[SET EXERCISE] Set down the whole listing verbatim.

BEGIN GIVEN ENTRIES

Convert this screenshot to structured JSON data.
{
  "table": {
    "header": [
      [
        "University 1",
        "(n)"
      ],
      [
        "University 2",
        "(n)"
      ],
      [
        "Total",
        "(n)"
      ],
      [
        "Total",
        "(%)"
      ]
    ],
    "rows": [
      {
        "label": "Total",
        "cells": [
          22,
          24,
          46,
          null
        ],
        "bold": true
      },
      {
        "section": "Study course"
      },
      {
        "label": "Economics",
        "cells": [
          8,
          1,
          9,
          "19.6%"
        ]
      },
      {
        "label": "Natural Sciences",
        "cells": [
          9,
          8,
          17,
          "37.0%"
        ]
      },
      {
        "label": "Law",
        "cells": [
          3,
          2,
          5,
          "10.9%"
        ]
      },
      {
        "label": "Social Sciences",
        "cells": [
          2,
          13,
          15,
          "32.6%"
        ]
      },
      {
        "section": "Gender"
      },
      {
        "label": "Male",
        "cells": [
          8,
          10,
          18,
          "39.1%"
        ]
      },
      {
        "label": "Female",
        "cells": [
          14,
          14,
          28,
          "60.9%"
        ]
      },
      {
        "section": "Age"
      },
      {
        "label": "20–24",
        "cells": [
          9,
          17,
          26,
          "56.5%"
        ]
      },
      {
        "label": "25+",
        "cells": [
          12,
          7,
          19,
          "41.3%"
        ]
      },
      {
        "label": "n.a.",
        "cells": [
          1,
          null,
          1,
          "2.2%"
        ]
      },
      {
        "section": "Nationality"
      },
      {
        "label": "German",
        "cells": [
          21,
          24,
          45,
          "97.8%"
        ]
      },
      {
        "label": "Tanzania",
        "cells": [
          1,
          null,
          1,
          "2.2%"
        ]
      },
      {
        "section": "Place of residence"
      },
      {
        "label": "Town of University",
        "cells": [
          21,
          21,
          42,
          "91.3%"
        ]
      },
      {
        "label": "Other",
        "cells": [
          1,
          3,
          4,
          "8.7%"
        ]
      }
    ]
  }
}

END GIVEN ENTRIES

[TASK ANSWER]
Convert this screenshot to structured JSON data.
{
  "table": {
    "header": [
      [
        "University 1",
        "(n)"
      ],
      [
        "University 2",
        "(n)"
      ],
      [
        "Total",
        "(n)"
      ],
      [
        "Total",
        "(%)"
      ]
    ],
    "rows": [
      {
        "label": "Total",
        "cells": [
          22,
          24,
          46,
          null
        ],
        "bold": true
      },
      {
        "section": "Study course"
      },
      {
        "label": "Economics",
        "cells": [
          8,
          1,
          9,
          "19.6%"
        ]
      },
      {
        "label": "Natural Sciences",
        "cells": [
          9,
          8,
          17,
          "37.0%"
        ]
      },
      {
        "label": "Law",
        "cells": [
          3,
          2,
          5,
          "10.9%"
        ]
      },
      {
        "label": "Social Sciences",
        "cells": [
          2,
          13,
          15,
          "32.6%"
        ]
      },
      {
        "section": "Gender"
      },
      {
        "label": "Male",
        "cells": [
          8,
          10,
          18,
          "39.1%"
        ]
      },
      {
        "label": "Female",
        "cells": [
          14,
          14,
          28,
          "60.9%"
        ]
      },
      {
        "section": "Age"
      },
      {
        "label": "20–24",
        "cells": [
          9,
          17,
          26,
          "56.5%"
        ]
      },
      {
        "label": "25+",
        "cells": [
          12,
          7,
          19,
          "41.3%"
        ]
      },
      {
        "label": "n.a.",
        "cells": [
          1,
          null,
          1,
          "2.2%"
        ]
      },
      {
        "section": "Nationality"
      },
      {
        "label": "German",
        "cells": [
          21,
          24,
          45,
          "97.8%"
        ]
      },
      {
        "label": "Tanzania",
        "cells": [
          1,
          null,
          1,
          "2.2%"
        ]
      },
      {
        "section": "Place of residence"
      },
      {
        "label": "Town of University",
        "cells": [
          21,
          21,
          42,
          "91.3%"
        ]
      },
      {
        "label": "Other",
        "cells": [
          1,
          3,
          4,
          "8.7%"
        ]
      }
    ]
  }
}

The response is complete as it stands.